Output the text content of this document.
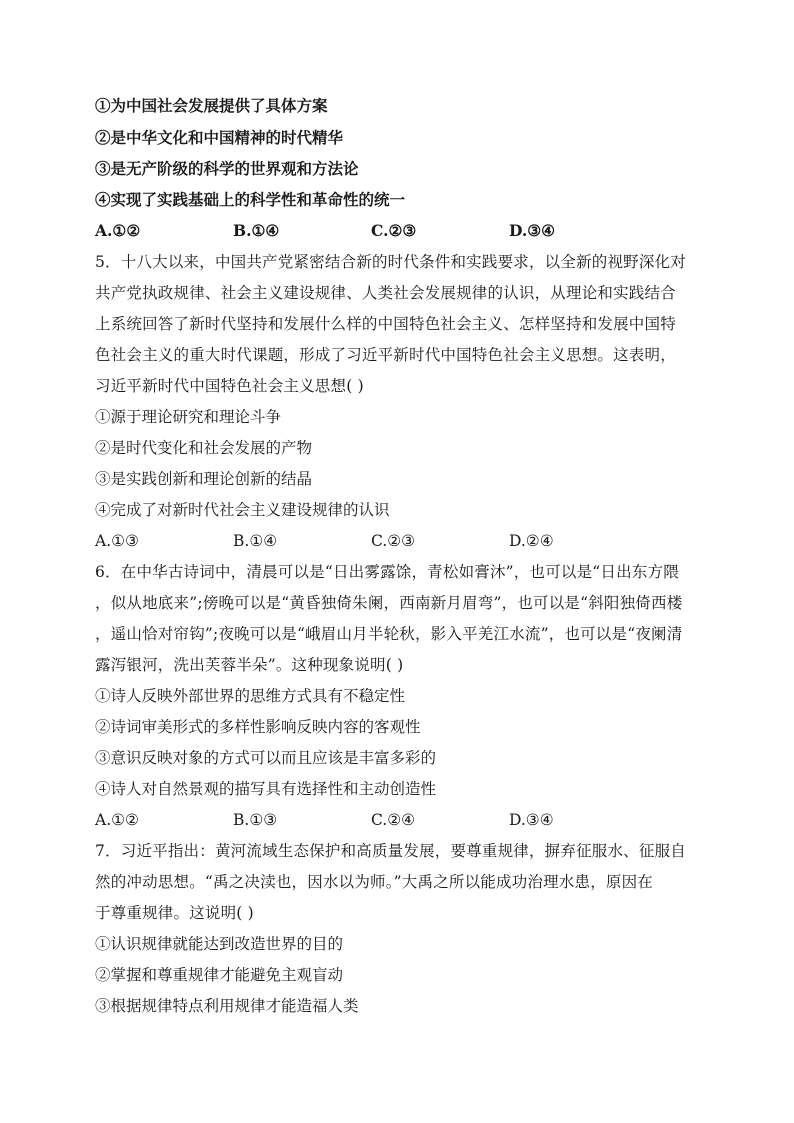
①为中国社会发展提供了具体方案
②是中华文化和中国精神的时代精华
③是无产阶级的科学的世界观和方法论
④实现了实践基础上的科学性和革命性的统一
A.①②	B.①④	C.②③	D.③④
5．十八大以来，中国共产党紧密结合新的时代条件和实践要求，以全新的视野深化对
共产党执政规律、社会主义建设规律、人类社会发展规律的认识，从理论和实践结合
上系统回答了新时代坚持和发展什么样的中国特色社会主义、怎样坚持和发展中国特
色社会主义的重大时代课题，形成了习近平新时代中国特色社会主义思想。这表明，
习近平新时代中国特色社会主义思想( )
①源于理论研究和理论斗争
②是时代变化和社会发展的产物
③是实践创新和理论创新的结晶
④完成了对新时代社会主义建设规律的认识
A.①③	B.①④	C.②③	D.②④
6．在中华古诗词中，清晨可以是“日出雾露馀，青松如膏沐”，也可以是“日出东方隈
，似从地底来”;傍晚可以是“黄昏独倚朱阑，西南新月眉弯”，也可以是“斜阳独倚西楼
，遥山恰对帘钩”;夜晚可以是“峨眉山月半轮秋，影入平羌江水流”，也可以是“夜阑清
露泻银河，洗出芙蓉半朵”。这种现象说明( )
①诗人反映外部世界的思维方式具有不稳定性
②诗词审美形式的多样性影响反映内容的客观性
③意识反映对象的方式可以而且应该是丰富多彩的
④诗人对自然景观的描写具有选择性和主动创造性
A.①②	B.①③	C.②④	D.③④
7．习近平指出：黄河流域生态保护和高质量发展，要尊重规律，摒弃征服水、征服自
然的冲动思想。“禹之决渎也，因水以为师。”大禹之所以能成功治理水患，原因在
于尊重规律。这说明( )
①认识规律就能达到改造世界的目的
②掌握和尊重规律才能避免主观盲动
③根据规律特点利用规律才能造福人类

## EXERCISE REQUIREMENTS
Within the data above, count the lines that contain the string "也可以是"; the reply is the number alone.

## THE RESULT
3